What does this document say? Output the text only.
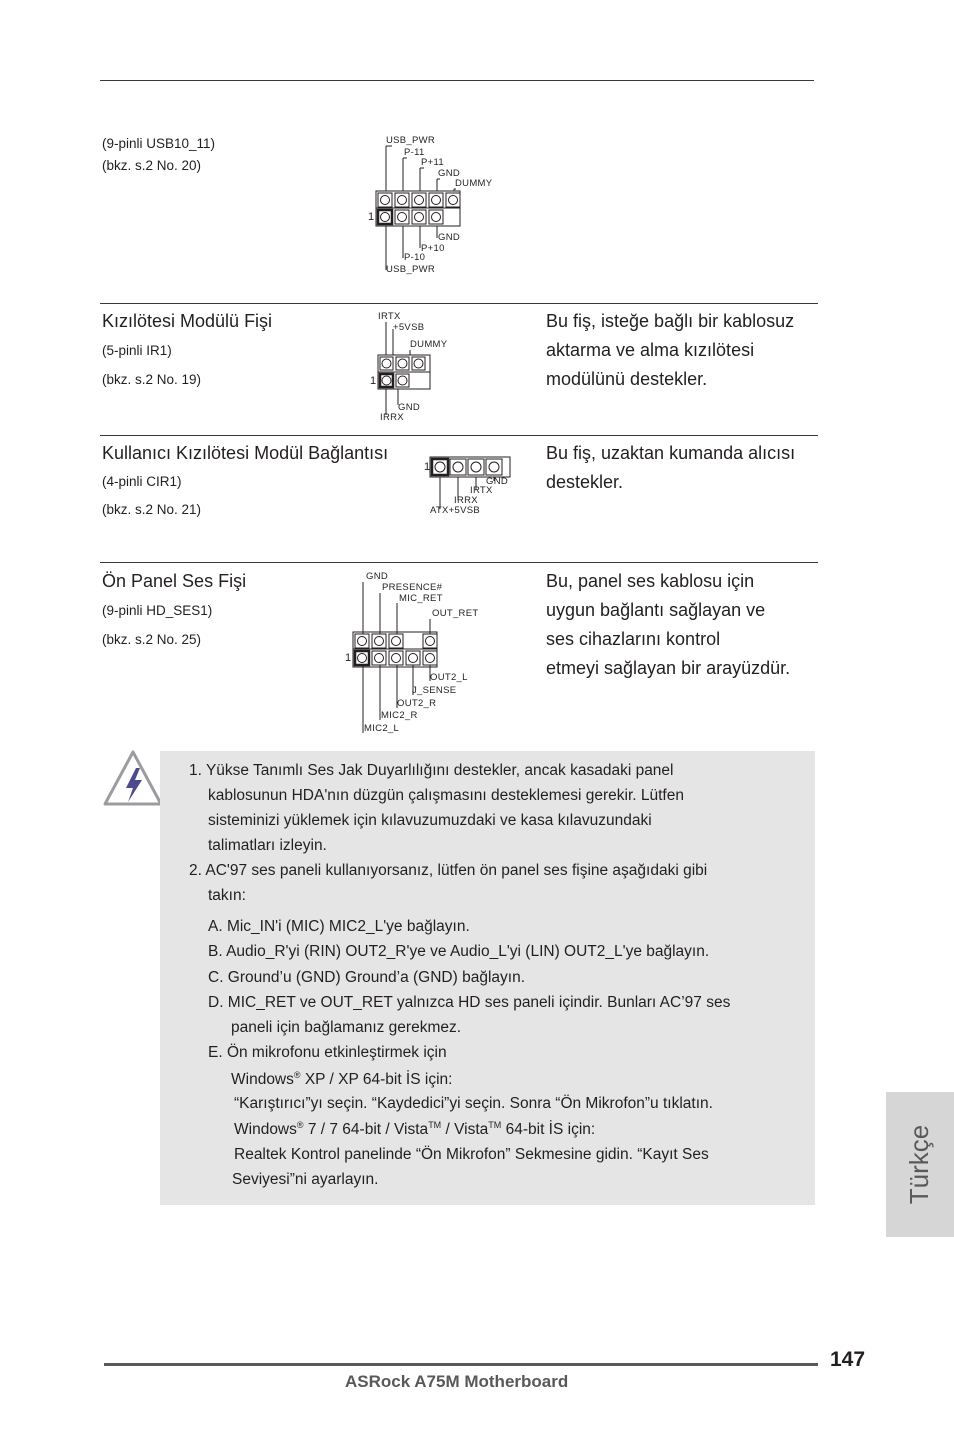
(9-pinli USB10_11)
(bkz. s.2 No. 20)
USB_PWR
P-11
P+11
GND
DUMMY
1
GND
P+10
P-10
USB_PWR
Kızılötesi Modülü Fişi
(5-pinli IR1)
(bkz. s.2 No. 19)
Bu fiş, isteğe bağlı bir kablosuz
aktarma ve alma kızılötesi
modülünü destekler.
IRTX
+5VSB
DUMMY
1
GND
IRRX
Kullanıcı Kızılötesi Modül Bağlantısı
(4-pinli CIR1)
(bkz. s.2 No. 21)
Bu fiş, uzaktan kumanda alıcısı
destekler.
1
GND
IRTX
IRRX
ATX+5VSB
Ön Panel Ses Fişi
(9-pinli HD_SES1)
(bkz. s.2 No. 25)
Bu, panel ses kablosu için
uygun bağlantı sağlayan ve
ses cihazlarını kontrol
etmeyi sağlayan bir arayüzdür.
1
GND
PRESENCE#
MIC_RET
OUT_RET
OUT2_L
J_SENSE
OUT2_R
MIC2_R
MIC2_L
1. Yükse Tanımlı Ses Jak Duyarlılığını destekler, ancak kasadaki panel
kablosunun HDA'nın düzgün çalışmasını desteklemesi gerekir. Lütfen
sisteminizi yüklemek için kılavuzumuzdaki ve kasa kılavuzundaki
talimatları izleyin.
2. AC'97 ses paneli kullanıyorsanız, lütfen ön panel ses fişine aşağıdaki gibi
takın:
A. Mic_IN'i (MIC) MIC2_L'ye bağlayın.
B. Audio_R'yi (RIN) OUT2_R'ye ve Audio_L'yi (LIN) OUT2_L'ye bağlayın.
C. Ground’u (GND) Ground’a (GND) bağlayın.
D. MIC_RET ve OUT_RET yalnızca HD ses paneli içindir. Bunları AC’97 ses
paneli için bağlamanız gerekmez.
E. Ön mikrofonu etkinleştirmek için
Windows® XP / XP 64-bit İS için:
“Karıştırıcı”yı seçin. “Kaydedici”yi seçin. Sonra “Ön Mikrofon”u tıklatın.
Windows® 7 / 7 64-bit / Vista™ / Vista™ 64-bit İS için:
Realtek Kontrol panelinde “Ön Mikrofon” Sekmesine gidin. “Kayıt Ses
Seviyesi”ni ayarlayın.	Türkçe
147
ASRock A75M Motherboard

---

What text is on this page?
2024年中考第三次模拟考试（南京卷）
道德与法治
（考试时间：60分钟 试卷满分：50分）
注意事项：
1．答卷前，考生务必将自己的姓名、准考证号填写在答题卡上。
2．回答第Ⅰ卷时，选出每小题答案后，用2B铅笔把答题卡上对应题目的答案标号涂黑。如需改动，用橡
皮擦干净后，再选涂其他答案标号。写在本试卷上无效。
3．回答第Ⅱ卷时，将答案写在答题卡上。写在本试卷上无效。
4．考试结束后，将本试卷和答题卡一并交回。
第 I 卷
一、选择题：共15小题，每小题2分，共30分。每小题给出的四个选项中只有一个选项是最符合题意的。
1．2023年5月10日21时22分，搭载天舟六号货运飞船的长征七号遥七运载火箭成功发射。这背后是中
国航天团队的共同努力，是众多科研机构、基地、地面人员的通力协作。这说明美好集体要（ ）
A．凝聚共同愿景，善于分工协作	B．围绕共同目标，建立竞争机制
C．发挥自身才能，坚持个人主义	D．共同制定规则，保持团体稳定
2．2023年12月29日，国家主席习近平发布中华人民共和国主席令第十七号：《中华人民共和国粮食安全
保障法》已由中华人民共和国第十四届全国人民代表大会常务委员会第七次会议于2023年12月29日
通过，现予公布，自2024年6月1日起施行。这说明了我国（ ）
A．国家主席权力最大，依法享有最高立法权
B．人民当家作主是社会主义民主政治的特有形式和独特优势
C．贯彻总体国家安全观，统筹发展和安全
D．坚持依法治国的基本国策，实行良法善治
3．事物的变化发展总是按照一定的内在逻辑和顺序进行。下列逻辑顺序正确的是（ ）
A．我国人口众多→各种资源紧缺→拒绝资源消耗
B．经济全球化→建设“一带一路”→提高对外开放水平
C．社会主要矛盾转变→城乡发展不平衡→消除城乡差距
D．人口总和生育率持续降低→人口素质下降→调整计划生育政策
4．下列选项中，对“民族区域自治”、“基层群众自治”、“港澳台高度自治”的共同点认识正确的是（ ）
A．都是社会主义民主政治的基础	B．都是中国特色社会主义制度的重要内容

Directive: Report how many lines of the entries hold the string "sağlayan". Provide the number alone.

Response to the task: 2